* BEGIN Data section *

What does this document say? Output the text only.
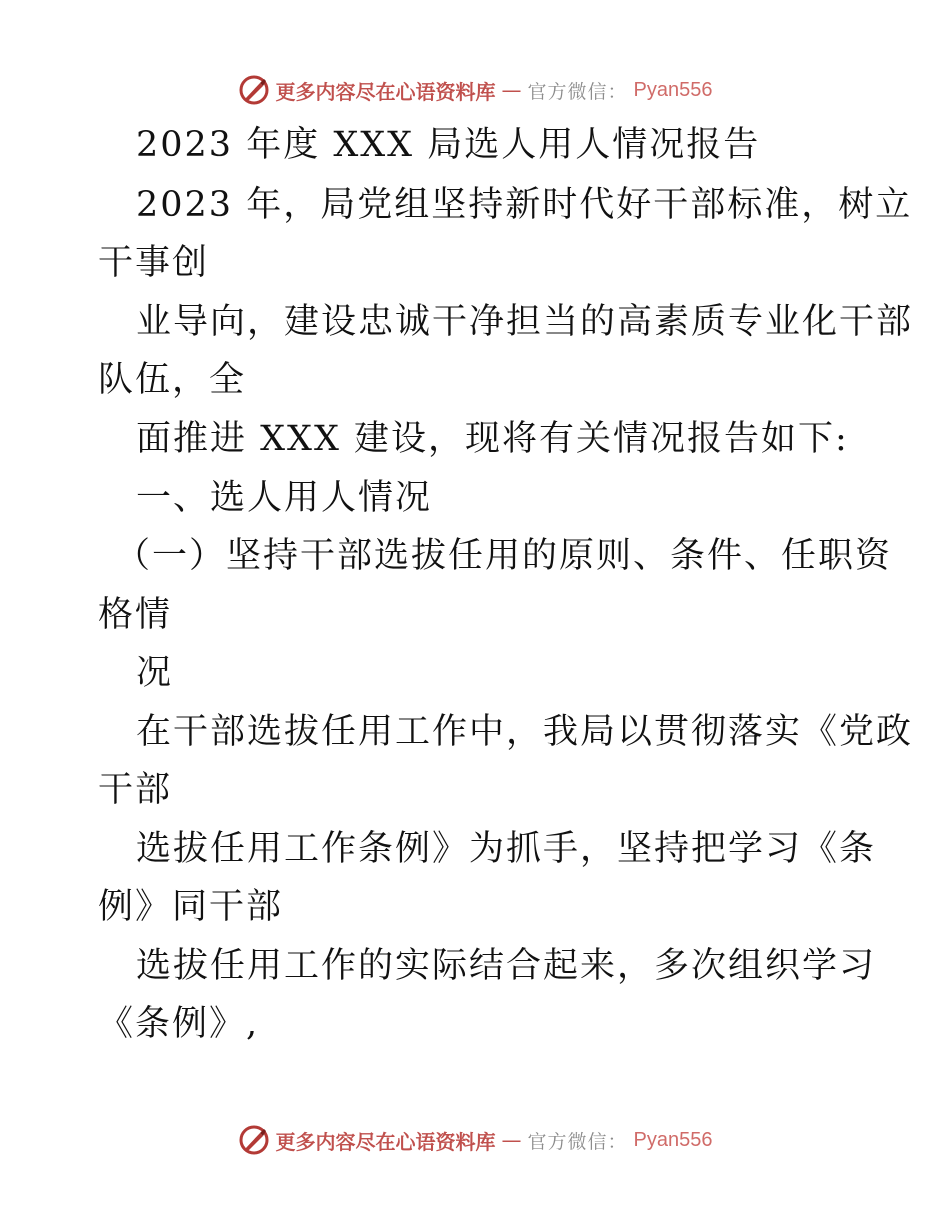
更多内容尽在心语资料库 — 官方微信： Pyan556
2023 年度 XXX 局选人用人情况报告
2023 年，局党组坚持新时代好干部标准，树立
干事创
业导向，建设忠诚干净担当的高素质专业化干部
队伍，全
面推进 XXX 建设，现将有关情况报告如下:
一、选人用人情况
（一）坚持干部选拔任用的原则、条件、任职资
格情
况
在干部选拔任用工作中，我局以贯彻落实《党政
干部
选拔任用工作条例》为抓手，坚持把学习《条
例》同干部
选拔任用工作的实际结合起来，多次组织学习
《条例》,
更多内容尽在心语资料库 — 官方微信： Pyan556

* END Data section *

Aim: Each record above should come back exactly the same, only without its pictures.

The completed task:
What does this document say? Output the text only.
更多内容尽在心语资料库 — 官方微信： Pyan556
2023 年度 XXX 局选人用人情况报告
2023 年，局党组坚持新时代好干部标准，树立
干事创
业导向，建设忠诚干净担当的高素质专业化干部
队伍，全
面推进 XXX 建设，现将有关情况报告如下:
一、选人用人情况
（一）坚持干部选拔任用的原则、条件、任职资
格情
况
在干部选拔任用工作中，我局以贯彻落实《党政
干部
选拔任用工作条例》为抓手，坚持把学习《条
例》同干部
选拔任用工作的实际结合起来，多次组织学习
《条例》,
更多内容尽在心语资料库 — 官方微信： Pyan556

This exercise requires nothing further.